AIM OF THE TASK:
Edit the entries from the start through the line containing "- dim-14ft-label: 14': [1160, 1353, 1210, 1407]" by replacing "Door Lever" with "Door Handle", and return only those lines with nothing else changed.
═════ DATA IN THIS EXERCISE ═════
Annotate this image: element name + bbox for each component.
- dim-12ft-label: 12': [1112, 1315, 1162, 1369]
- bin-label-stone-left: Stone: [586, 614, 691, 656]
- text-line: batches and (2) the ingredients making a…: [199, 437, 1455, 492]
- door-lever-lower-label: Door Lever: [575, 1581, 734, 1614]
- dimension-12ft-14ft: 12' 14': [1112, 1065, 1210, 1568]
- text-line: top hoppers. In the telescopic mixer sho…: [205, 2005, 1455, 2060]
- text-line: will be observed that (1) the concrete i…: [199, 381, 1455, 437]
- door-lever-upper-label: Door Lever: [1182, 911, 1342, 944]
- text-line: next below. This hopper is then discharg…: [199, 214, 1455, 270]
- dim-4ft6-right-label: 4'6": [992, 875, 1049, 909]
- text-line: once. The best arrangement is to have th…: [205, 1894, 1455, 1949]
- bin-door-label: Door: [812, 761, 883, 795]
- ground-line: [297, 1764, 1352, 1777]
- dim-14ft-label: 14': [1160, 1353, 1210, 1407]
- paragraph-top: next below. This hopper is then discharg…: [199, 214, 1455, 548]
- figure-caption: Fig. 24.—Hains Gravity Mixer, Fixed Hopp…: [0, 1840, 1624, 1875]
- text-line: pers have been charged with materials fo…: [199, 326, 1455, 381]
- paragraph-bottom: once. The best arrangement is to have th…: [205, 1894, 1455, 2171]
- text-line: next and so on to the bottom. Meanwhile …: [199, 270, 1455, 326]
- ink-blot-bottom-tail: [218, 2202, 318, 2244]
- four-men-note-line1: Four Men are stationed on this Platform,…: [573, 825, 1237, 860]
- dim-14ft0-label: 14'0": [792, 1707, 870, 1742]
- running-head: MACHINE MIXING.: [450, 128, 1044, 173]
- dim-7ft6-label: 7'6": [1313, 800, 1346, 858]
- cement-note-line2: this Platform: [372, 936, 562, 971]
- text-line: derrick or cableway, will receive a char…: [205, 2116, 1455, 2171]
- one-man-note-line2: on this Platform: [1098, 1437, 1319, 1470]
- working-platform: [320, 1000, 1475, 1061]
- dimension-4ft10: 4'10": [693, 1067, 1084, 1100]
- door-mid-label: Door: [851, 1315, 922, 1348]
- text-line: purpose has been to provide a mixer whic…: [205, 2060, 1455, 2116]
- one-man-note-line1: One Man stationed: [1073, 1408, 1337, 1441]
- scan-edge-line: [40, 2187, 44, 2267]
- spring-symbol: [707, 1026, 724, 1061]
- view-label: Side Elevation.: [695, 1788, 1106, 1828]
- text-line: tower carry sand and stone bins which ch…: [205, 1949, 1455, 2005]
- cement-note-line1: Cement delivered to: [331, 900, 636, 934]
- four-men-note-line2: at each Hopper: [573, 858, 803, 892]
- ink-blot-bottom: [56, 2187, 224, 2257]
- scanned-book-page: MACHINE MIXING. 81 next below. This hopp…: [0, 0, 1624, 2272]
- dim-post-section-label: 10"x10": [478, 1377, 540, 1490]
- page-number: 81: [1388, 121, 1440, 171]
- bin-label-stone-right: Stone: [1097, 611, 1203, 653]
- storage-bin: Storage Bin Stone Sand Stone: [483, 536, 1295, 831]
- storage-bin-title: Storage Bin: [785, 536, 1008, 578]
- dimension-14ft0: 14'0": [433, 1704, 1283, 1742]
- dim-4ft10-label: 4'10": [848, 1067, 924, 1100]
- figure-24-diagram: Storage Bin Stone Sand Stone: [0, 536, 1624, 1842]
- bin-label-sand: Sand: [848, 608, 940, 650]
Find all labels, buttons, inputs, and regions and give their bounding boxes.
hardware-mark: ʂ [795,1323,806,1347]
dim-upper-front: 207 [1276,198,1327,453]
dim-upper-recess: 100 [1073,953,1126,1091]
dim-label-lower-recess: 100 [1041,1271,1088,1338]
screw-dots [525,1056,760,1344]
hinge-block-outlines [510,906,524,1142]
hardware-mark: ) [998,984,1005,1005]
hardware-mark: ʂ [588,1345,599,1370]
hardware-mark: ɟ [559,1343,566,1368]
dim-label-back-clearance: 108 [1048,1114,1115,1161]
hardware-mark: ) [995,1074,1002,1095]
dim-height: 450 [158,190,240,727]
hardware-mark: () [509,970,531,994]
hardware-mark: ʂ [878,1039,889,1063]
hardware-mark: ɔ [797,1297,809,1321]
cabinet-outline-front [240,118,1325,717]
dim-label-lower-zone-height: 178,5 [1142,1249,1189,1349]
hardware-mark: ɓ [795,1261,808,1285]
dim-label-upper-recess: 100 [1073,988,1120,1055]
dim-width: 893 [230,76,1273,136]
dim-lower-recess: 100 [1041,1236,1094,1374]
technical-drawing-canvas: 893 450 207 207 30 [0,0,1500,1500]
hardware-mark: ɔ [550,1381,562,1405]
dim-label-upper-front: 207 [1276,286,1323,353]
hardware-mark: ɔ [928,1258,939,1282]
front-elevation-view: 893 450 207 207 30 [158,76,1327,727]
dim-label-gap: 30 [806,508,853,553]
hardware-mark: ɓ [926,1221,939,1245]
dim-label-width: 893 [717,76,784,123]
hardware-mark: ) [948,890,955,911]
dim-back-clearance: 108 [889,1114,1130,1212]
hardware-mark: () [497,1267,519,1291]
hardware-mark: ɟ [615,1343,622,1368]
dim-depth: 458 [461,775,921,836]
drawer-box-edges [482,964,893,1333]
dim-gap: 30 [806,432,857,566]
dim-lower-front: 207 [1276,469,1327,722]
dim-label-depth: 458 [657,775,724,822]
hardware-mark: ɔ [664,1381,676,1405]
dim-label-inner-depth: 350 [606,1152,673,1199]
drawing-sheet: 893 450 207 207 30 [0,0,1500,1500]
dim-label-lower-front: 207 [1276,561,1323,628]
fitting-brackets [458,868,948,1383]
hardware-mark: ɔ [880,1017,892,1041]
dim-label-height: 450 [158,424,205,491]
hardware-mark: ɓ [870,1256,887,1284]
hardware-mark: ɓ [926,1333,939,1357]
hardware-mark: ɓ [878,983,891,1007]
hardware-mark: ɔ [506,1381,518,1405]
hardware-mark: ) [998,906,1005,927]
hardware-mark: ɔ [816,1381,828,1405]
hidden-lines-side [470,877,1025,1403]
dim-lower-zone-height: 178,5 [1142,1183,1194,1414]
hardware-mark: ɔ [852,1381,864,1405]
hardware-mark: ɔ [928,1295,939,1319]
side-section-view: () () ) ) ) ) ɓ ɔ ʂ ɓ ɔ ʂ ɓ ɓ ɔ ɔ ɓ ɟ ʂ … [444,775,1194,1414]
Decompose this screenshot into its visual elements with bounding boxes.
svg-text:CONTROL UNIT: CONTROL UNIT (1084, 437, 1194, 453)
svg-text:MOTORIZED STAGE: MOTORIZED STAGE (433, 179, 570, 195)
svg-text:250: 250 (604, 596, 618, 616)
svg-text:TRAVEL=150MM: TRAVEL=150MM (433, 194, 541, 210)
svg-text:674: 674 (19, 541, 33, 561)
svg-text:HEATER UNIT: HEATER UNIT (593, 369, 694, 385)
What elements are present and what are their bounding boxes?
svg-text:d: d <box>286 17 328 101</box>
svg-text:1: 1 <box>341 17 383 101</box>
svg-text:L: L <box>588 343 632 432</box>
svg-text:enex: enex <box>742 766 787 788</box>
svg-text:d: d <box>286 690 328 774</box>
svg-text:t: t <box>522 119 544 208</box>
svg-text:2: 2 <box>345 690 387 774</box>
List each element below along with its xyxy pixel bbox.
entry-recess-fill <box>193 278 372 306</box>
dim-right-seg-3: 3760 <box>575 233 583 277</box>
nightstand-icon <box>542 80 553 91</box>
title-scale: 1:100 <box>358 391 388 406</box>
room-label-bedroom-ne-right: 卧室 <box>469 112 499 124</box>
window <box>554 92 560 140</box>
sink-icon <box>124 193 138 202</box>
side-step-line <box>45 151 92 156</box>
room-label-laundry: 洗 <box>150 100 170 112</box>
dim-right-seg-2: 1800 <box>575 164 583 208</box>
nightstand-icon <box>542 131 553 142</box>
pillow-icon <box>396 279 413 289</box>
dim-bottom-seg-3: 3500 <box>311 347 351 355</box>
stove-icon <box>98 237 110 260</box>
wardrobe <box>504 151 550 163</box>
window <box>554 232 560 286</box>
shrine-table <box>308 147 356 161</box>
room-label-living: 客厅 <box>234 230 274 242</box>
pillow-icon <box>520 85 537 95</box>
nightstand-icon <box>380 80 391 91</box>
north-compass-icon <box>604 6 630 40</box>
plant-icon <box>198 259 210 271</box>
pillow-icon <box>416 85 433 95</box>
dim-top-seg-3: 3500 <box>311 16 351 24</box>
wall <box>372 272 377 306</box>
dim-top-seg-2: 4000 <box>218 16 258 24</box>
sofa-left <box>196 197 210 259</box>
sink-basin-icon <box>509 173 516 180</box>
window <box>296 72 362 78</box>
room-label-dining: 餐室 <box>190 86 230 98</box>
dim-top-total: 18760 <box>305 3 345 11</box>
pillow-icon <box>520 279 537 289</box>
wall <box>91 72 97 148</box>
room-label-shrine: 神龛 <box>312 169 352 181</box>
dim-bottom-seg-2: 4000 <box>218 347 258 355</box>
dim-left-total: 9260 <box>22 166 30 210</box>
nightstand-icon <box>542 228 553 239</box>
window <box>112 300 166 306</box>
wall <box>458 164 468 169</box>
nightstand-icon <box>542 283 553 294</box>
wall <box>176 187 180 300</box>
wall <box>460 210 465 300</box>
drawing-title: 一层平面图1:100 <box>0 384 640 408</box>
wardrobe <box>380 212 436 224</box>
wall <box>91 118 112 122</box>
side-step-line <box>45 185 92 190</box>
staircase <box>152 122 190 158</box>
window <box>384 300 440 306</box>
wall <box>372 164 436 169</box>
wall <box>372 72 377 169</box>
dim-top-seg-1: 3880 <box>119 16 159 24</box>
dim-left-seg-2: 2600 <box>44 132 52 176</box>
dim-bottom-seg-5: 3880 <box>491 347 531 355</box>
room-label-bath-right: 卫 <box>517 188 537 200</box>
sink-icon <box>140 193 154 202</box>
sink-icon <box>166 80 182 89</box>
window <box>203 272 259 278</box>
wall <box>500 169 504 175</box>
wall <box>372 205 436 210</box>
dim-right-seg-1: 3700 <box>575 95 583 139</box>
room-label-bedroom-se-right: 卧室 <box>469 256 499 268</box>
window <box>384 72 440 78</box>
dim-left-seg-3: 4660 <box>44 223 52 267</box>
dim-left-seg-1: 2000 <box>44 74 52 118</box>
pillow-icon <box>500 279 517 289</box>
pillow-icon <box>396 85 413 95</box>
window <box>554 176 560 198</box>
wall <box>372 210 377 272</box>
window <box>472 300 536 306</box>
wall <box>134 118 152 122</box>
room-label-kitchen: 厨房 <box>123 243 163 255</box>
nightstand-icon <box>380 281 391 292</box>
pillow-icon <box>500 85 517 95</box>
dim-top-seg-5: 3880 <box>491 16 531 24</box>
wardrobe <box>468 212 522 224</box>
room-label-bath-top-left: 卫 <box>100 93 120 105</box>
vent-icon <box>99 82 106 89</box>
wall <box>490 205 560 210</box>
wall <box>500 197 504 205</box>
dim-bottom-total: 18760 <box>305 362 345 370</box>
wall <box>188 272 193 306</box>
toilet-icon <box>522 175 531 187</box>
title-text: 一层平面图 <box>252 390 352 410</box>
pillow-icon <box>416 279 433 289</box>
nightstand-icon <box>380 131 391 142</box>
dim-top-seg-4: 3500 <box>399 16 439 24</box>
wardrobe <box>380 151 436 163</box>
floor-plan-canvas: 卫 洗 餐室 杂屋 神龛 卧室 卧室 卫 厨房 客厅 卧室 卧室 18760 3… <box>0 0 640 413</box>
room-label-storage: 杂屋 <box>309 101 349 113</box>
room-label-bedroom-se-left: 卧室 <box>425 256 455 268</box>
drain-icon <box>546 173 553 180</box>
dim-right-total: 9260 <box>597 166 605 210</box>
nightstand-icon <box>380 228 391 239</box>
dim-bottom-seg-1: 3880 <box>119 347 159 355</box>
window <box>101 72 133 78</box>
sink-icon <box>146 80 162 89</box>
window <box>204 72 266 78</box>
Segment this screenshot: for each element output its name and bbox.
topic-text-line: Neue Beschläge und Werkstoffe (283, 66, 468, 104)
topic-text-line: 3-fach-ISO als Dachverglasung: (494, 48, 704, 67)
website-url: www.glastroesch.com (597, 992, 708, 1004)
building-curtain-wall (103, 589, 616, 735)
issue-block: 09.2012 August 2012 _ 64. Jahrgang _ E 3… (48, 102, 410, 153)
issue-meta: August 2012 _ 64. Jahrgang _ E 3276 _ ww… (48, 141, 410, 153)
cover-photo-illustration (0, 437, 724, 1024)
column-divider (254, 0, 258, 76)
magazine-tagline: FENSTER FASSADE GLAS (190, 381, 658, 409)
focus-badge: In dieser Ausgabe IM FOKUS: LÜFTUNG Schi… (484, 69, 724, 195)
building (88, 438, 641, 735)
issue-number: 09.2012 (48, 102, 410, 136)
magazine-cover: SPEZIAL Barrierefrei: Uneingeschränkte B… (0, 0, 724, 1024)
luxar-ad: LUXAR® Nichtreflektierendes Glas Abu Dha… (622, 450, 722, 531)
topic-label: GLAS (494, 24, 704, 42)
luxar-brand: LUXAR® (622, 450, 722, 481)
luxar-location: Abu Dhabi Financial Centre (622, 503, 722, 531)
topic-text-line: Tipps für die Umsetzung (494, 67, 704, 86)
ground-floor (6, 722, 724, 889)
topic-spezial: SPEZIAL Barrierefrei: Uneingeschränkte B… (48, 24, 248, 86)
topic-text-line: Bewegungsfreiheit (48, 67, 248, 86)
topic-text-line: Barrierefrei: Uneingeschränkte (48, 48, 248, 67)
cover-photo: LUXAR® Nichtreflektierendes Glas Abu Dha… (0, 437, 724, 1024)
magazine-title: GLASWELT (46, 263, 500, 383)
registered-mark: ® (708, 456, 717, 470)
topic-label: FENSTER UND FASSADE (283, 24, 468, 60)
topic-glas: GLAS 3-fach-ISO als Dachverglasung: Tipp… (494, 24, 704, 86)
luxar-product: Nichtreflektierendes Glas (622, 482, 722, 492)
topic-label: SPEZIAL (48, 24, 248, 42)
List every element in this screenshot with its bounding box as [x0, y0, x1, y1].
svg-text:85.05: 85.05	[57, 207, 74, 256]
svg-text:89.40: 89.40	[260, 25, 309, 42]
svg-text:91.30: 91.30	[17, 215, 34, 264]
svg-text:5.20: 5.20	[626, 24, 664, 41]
═════
CORRECT ANSWER:
Annotate this image: element name + bbox for each component.
- dim-12ft-label: 12': [1112, 1315, 1162, 1369]
- bin-label-stone-left: Stone: [586, 614, 691, 656]
- text-line: batches and (2) the ingredients making a…: [199, 437, 1455, 492]
- door-lever-lower-label: Door Handle: [575, 1581, 734, 1614]
- dimension-12ft-14ft: 12' 14': [1112, 1065, 1210, 1568]
- text-line: top hoppers. In the telescopic mixer sho…: [205, 2005, 1455, 2060]
- text-line: will be observed that (1) the concrete i…: [199, 381, 1455, 437]
- door-lever-upper-label: Door Handle: [1182, 911, 1342, 944]
- text-line: next below. This hopper is then discharg…: [199, 214, 1455, 270]
- dim-4ft6-right-label: 4'6": [992, 875, 1049, 909]
- text-line: once. The best arrangement is to have th…: [205, 1894, 1455, 1949]
- bin-door-label: Door: [812, 761, 883, 795]
- ground-line: [297, 1764, 1352, 1777]
- dim-14ft-label: 14': [1160, 1353, 1210, 1407]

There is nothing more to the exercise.